◆ **PROBLEM TO SOLVE**
Repeat the listing in full, preserving every character.

◆ **EXTRACTED INFORMATION**

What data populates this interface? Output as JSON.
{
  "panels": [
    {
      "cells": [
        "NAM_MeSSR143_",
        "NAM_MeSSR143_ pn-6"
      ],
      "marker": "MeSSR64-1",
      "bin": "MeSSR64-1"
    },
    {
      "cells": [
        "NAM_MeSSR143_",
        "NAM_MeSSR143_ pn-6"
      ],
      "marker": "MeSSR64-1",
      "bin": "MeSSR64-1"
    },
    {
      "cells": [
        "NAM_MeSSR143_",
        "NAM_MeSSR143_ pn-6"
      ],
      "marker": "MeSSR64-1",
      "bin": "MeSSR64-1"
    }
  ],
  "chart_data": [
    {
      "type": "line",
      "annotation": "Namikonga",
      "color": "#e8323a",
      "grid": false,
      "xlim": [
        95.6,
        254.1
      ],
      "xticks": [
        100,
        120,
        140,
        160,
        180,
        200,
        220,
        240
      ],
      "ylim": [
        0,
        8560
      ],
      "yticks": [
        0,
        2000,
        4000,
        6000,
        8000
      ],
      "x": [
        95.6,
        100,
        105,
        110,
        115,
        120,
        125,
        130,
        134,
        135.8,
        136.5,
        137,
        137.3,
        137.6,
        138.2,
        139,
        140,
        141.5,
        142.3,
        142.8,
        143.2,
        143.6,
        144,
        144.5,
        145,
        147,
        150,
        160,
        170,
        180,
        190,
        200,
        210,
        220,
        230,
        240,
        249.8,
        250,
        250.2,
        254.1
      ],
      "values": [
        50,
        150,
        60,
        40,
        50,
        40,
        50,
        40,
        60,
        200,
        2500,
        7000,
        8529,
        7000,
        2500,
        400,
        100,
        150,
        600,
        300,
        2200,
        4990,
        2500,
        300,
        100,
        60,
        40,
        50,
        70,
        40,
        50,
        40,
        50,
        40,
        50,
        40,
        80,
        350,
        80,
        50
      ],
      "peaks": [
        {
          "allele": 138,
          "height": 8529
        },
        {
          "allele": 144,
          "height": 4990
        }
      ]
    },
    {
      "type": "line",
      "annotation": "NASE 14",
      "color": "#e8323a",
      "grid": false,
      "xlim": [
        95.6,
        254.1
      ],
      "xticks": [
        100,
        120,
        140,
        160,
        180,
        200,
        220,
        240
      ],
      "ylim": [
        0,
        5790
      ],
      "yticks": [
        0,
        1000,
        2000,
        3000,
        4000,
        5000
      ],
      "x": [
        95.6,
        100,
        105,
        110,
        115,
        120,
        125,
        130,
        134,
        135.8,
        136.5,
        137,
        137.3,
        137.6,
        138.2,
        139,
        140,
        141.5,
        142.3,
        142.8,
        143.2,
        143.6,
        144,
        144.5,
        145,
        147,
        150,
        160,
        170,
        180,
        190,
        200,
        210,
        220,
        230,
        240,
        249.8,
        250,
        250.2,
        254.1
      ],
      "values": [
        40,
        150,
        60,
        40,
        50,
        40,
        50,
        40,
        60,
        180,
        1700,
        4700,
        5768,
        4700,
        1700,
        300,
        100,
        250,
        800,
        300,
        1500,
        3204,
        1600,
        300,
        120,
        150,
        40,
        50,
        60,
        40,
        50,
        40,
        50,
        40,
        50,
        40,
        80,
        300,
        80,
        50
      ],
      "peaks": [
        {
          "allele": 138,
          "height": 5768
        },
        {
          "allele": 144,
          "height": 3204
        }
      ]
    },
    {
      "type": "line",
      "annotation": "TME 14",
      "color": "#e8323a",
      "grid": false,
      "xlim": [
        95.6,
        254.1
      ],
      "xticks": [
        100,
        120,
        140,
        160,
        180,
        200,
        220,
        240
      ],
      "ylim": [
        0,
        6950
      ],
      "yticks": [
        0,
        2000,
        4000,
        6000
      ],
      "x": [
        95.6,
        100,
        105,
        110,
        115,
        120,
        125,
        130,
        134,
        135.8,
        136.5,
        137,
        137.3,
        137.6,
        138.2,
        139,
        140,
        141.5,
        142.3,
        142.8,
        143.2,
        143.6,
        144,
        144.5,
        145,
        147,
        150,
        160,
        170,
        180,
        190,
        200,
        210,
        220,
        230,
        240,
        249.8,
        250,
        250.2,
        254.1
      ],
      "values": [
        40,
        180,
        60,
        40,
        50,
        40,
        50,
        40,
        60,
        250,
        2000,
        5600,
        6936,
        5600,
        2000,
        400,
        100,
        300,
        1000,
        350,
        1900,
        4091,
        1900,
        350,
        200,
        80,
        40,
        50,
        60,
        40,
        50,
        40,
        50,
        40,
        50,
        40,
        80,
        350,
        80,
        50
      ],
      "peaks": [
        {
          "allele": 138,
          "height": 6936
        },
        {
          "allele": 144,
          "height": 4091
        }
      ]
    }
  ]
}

◆ **FINAL RESULT**
What data populates this interface? Output as JSON.
{
  "panels": [
    {
      "cells": [
        "NAM_MeSSR143_",
        "NAM_MeSSR143_ pn-6"
      ],
      "marker": "MeSSR64-1",
      "bin": "MeSSR64-1"
    },
    {
      "cells": [
        "NAM_MeSSR143_",
        "NAM_MeSSR143_ pn-6"
      ],
      "marker": "MeSSR64-1",
      "bin": "MeSSR64-1"
    },
    {
      "cells": [
        "NAM_MeSSR143_",
        "NAM_MeSSR143_ pn-6"
      ],
      "marker": "MeSSR64-1",
      "bin": "MeSSR64-1"
    }
  ],
  "chart_data": [
    {
      "type": "line",
      "annotation": "Namikonga",
      "color": "#e8323a",
      "grid": false,
      "xlim": [
        95.6,
        254.1
      ],
      "xticks": [
        100,
        120,
        140,
        160,
        180,
        200,
        220,
        240
      ],
      "ylim": [
        0,
        8560
      ],
      "yticks": [
        0,
        2000,
        4000,
        6000,
        8000
      ],
      "x": [
        95.6,
        100,
        105,
        110,
        115,
        120,
        125,
        130,
        134,
        135.8,
        136.5,
        137,
        137.3,
        137.6,
        138.2,
        139,
        140,
        141.5,
        142.3,
        142.8,
        143.2,
        143.6,
        144,
        144.5,
        145,
        147,
        150,
        160,
        170,
        180,
        190,
        200,
        210,
        220,
        230,
        240,
        249.8,
        250,
        250.2,
        254.1
      ],
      "values": [
        50,
        150,
        60,
        40,
        50,
        40,
        50,
        40,
        60,
        200,
        2500,
        7000,
        8529,
        7000,
        2500,
        400,
        100,
        150,
        600,
        300,
        2200,
        4990,
        2500,
        300,
        100,
        60,
        40,
        50,
        70,
        40,
        50,
        40,
        50,
        40,
        50,
        40,
        80,
        350,
        80,
        50
      ],
      "peaks": [
        {
          "allele": 138,
          "height": 8529
        },
        {
          "allele": 144,
          "height": 4990
        }
      ]
    },
    {
      "type": "line",
      "annotation": "NASE 14",
      "color": "#e8323a",
      "grid": false,
      "xlim": [
        95.6,
        254.1
      ],
      "xticks": [
        100,
        120,
        140,
        160,
        180,
        200,
        220,
        240
      ],
      "ylim": [
        0,
        5790
      ],
      "yticks": [
        0,
        1000,
        2000,
        3000,
        4000,
        5000
      ],
      "x": [
        95.6,
        100,
        105,
        110,
        115,
        120,
        125,
        130,
        134,
        135.8,
        136.5,
        137,
        137.3,
        137.6,
        138.2,
        139,
        140,
        141.5,
        142.3,
        142.8,
        143.2,
        143.6,
        144,
        144.5,
        145,
        147,
        150,
        160,
        170,
        180,
        190,
        200,
        210,
        220,
        230,
        240,
        249.8,
        250,
        250.2,
        254.1
      ],
      "values": [
        40,
        150,
        60,
        40,
        50,
        40,
        50,
        40,
        60,
        180,
        1700,
        4700,
        5768,
        4700,
        1700,
        300,
        100,
        250,
        800,
        300,
        1500,
        3204,
        1600,
        300,
        120,
        150,
        40,
        50,
        60,
        40,
        50,
        40,
        50,
        40,
        50,
        40,
        80,
        300,
        80,
        50
      ],
      "peaks": [
        {
          "allele": 138,
          "height": 5768
        },
        {
          "allele": 144,
          "height": 3204
        }
      ]
    },
    {
      "type": "line",
      "annotation": "TME 14",
      "color": "#e8323a",
      "grid": false,
      "xlim": [
        95.6,
        254.1
      ],
      "xticks": [
        100,
        120,
        140,
        160,
        180,
        200,
        220,
        240
      ],
      "ylim": [
        0,
        6950
      ],
      "yticks": [
        0,
        2000,
        4000,
        6000
      ],
      "x": [
        95.6,
        100,
        105,
        110,
        115,
        120,
        125,
        130,
        134,
        135.8,
        136.5,
        137,
        137.3,
        137.6,
        138.2,
        139,
        140,
        141.5,
        142.3,
        142.8,
        143.2,
        143.6,
        144,
        144.5,
        145,
        147,
        150,
        160,
        170,
        180,
        190,
        200,
        210,
        220,
        230,
        240,
        249.8,
        250,
        250.2,
        254.1
      ],
      "values": [
        40,
        180,
        60,
        40,
        50,
        40,
        50,
        40,
        60,
        250,
        2000,
        5600,
        6936,
        5600,
        2000,
        400,
        100,
        300,
        1000,
        350,
        1900,
        4091,
        1900,
        350,
        200,
        80,
        40,
        50,
        60,
        40,
        50,
        40,
        50,
        40,
        50,
        40,
        80,
        350,
        80,
        50
      ],
      "peaks": [
        {
          "allele": 138,
          "height": 6936
        },
        {
          "allele": 144,
          "height": 4091
        }
      ]
    }
  ]
}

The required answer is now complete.